EXERCISE DESCRIPTION: Format the data as a numbered list, from its first line up to and including the line with "- file-time: 14:43: [401, 1282, 492, 1319]". Leave out any blank lines.

_ _ _

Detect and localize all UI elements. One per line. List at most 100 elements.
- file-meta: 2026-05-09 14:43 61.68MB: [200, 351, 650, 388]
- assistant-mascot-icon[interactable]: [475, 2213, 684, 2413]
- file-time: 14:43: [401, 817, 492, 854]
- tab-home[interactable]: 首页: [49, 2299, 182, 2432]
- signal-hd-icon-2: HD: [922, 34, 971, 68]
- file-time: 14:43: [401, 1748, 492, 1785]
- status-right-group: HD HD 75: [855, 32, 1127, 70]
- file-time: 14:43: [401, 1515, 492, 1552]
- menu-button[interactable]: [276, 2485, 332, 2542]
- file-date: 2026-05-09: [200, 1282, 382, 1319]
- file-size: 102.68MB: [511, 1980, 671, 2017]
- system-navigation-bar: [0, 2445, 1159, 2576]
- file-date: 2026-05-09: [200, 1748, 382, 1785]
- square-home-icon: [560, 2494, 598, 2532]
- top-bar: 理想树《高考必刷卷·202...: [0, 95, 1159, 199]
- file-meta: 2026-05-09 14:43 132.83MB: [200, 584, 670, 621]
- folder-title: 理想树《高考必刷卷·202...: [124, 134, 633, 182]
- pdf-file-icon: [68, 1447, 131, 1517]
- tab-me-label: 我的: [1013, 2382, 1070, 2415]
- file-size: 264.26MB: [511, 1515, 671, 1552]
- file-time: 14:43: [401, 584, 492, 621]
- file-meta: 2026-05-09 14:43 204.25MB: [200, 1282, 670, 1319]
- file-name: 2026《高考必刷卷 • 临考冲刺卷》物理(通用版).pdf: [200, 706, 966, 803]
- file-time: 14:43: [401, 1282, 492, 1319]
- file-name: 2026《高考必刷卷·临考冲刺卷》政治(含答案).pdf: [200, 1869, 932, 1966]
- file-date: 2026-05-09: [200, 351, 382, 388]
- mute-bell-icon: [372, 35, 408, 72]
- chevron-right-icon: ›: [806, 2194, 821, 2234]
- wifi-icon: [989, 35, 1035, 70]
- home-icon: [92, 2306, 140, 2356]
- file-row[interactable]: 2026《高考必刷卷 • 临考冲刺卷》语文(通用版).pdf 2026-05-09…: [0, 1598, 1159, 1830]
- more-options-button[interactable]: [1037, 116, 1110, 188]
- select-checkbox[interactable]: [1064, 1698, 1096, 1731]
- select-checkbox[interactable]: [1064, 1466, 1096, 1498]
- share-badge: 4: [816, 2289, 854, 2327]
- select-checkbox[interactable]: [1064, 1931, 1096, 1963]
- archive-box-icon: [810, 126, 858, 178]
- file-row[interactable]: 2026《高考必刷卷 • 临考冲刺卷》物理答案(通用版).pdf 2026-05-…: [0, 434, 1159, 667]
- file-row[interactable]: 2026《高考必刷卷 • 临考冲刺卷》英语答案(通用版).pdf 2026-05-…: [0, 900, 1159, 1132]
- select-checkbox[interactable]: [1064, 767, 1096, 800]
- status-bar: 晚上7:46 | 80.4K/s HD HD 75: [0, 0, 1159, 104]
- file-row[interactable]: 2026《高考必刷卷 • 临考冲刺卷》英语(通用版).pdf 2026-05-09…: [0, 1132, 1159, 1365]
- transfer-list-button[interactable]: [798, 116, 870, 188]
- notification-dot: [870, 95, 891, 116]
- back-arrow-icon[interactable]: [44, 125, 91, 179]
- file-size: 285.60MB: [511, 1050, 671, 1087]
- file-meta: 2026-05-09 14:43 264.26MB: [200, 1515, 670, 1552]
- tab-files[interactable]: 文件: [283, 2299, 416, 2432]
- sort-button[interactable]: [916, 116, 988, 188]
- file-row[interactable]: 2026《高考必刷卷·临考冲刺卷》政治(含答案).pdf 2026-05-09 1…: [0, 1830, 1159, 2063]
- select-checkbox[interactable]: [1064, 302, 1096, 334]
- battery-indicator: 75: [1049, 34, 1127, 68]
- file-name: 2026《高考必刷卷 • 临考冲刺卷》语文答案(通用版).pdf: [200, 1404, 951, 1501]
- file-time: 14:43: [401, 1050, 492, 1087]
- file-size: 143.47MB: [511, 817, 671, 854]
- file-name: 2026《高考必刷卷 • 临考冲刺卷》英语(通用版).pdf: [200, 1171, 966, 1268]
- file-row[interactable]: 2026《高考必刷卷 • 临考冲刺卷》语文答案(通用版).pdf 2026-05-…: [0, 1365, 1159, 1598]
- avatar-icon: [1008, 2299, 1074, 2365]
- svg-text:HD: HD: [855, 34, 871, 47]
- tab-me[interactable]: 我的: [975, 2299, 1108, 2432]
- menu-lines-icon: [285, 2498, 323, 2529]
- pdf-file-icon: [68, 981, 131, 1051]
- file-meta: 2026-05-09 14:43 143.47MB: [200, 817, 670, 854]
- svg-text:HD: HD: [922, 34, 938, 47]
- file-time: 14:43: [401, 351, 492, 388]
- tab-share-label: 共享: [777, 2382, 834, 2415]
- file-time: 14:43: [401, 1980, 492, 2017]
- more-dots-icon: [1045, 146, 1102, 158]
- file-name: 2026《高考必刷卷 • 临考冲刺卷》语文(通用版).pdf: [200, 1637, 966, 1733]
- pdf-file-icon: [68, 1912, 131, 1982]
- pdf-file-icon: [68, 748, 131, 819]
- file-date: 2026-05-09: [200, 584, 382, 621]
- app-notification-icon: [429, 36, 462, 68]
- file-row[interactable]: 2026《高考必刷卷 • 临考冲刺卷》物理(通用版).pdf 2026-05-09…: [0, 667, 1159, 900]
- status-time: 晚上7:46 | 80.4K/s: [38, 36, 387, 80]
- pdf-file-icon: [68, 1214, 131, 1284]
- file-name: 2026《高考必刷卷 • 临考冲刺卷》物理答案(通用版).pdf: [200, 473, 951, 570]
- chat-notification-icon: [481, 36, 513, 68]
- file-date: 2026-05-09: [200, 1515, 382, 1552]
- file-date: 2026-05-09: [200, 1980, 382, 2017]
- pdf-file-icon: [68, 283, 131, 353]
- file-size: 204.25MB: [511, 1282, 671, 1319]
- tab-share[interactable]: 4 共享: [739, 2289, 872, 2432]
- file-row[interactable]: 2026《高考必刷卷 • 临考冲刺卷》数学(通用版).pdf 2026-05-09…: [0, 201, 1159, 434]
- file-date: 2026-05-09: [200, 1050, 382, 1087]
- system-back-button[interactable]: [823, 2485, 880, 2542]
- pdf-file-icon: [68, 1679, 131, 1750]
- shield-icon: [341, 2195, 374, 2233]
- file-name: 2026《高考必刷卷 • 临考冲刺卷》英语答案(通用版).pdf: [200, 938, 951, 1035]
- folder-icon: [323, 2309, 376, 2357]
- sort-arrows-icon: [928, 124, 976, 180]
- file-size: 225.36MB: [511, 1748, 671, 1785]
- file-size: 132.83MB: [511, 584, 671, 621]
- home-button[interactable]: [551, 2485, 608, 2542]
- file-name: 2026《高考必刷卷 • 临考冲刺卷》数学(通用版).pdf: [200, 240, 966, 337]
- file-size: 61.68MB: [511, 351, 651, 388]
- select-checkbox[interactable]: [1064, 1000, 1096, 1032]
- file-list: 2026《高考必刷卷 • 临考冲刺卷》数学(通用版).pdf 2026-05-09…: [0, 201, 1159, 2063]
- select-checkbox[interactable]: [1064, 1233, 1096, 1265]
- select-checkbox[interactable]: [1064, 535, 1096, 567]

_ _ _

RESPONSE TO THE EXERCISE:
1. Detect and localize all UI elements. One per line. List at most 100 elements.
2. - file-meta: 2026-05-09 14:43 61.68MB: [200, 351, 650, 388]
3. - assistant-mascot-icon[interactable]: [475, 2213, 684, 2413]
4. - file-time: 14:43: [401, 817, 492, 854]
5. - tab-home[interactable]: 首页: [49, 2299, 182, 2432]
6. - signal-hd-icon-2: HD: [922, 34, 971, 68]
7. - file-time: 14:43: [401, 1748, 492, 1785]
8. - status-right-group: HD HD 75: [855, 32, 1127, 70]
9. - file-time: 14:43: [401, 1515, 492, 1552]
10. - menu-button[interactable]: [276, 2485, 332, 2542]
11. - file-date: 2026-05-09: [200, 1282, 382, 1319]
12. - file-size: 102.68MB: [511, 1980, 671, 2017]
13. - system-navigation-bar: [0, 2445, 1159, 2576]
14. - file-date: 2026-05-09: [200, 1748, 382, 1785]
15. - square-home-icon: [560, 2494, 598, 2532]
16. - top-bar: 理想树《高考必刷卷·202...: [0, 95, 1159, 199]
17. - file-meta: 2026-05-09 14:43 132.83MB: [200, 584, 670, 621]
18. - folder-title: 理想树《高考必刷卷·202...: [124, 134, 633, 182]
19. - pdf-file-icon: [68, 1447, 131, 1517]
20. - tab-me-label: 我的: [1013, 2382, 1070, 2415]
21. - file-size: 264.26MB: [511, 1515, 671, 1552]
22. - file-time: 14:43: [401, 584, 492, 621]
23. - file-meta: 2026-05-09 14:43 204.25MB: [200, 1282, 670, 1319]
24. - file-name: 2026《高考必刷卷 • 临考冲刺卷》物理(通用版).pdf: [200, 706, 966, 803]
25. - file-time: 14:43: [401, 1282, 492, 1319]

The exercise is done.